----- Passage shown -----

7. Angela Dapper, partner, Denton Corker Marshall

Angela Dapper

Having recently joined as a UKCW role model and member of the UK Construction Week Diversity Panel, Angela Dapper is changing the face of the industry for the better. As partner in the London office of Denton Corker Marshall, her notable projects include heading up the new Stonehenge Visitor Centre – which led to a shortlist for the Architects Journal 2014 Emerging Woman Architect of the Year Award. Since then, her architectural work spans from newly completed HB Reavis’ 20 Farringdon Street through to the Aesop and B&B Italia retail stores in London. She is also a mentor, lecturer, WAN awards jury member and all-in-all major inspiration.

8. Edward Barber & Jay Osgerby, founders, Barber & Osgerby

Edward Barber and Jay Osgerby

Barber and Osgerby may have just shaken up the world of office furniture design with their Soft Work seating concept for Vitra. Introduced at Orgatec 2018, the design embodies the pair’s intuitive approach and keen observations of a fast-changing workplace sector. Soft Work’s modular concept comes with table surfaces, power outlets and charging stations – it acts like a desk, but it is not a desk – and with its potential for diverse arrangements, it enables architects to structure the internal spaces of a building.

----- Stored rows -----

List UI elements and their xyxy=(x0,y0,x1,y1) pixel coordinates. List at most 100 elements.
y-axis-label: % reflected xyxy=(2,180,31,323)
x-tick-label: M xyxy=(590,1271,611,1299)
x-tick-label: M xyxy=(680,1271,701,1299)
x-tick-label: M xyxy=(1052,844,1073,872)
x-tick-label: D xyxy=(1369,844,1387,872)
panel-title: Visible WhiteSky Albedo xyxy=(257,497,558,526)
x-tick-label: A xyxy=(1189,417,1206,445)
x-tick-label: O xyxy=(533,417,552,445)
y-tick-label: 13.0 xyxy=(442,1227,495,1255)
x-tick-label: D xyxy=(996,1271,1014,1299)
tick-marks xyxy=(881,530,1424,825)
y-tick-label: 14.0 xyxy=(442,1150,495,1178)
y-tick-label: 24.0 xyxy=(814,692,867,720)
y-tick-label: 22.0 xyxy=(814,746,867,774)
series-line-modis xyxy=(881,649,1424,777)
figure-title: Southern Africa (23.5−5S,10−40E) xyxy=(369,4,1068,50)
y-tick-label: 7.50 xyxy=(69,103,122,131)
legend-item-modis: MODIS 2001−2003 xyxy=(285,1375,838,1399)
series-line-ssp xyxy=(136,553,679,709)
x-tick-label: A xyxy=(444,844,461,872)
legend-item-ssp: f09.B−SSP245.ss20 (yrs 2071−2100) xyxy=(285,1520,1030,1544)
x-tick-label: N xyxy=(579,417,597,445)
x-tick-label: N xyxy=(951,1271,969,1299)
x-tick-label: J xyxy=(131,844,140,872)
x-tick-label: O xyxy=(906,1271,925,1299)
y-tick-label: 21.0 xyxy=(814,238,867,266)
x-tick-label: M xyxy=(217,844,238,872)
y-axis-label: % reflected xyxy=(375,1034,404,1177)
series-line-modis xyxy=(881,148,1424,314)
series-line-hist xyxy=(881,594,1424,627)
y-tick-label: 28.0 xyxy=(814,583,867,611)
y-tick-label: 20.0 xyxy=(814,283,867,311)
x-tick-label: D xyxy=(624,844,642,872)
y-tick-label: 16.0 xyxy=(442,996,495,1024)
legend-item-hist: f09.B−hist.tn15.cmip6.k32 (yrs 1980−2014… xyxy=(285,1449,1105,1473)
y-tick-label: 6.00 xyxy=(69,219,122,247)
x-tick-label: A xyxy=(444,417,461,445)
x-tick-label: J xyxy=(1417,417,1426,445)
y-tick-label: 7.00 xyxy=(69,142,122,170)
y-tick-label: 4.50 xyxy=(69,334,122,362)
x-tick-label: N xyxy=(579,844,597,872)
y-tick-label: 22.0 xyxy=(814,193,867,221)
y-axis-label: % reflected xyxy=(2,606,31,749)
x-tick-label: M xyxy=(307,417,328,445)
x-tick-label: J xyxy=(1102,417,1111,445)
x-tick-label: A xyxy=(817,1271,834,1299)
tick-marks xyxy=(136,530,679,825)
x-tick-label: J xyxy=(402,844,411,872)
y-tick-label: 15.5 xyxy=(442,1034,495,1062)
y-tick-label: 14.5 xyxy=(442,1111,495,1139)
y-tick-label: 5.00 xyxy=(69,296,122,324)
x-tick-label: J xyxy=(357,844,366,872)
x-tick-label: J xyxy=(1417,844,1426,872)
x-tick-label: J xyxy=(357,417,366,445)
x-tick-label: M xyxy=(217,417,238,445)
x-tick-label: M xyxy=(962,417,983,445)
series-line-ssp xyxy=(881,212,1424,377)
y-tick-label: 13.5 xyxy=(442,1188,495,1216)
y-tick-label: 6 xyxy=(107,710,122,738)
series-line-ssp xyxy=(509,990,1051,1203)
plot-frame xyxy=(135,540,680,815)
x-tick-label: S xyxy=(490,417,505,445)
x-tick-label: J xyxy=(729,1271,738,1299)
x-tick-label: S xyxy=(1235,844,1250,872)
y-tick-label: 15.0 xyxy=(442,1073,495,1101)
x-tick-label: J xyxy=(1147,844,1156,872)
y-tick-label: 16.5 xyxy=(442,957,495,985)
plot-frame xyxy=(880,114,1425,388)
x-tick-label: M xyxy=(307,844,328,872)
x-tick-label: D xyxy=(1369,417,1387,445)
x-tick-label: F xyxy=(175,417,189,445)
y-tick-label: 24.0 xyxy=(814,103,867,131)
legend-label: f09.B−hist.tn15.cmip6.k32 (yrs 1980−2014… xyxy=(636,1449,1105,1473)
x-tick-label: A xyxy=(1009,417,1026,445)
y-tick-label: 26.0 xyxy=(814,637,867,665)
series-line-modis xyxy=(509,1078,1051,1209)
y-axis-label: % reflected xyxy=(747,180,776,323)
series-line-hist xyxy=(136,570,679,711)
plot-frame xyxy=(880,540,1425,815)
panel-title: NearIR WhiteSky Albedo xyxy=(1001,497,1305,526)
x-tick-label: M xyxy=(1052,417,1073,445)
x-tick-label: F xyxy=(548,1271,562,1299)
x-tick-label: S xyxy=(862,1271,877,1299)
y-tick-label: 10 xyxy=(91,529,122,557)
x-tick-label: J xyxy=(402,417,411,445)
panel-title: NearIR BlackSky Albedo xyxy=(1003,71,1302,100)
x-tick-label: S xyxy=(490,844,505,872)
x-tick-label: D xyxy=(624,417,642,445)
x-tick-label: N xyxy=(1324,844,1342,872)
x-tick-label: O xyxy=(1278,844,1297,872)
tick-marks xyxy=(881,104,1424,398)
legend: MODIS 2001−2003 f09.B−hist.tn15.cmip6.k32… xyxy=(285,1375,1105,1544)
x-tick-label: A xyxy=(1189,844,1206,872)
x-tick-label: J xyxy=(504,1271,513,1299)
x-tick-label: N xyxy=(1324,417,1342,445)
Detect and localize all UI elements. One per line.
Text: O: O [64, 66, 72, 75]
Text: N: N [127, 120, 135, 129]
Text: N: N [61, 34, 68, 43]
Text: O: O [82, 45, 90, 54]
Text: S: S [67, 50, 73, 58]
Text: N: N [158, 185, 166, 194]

-----

- _Problem 1_
In the design profiles, at which event was the Soft Work seating concept introduced?
- _Problem 2_
Print everything in the design profiles from "Having recently joined" down to "and all-in-all major inspiration.", word for word.

- _Worked solution 1_
Orgatec 2018

- _Worked solution 2_
Having recently joined as a UKCW role model and member of the UK Construction Week Diversity Panel, Angela Dapper is changing the face of the industry for the better. As partner in the London office of Denton Corker Marshall, her notable projects include heading up the new Stonehenge Visitor Centre – which led to a shortlist for the Architects Journal 2014 Emerging Woman Architect of the Year Award. Since then, her architectural work spans from newly completed HB Reavis’ 20 Farringdon Street through to the Aesop and B&B Italia retail stores in London. She is also a mentor, lecturer, WAN awards jury member and all-in-all major inspiration.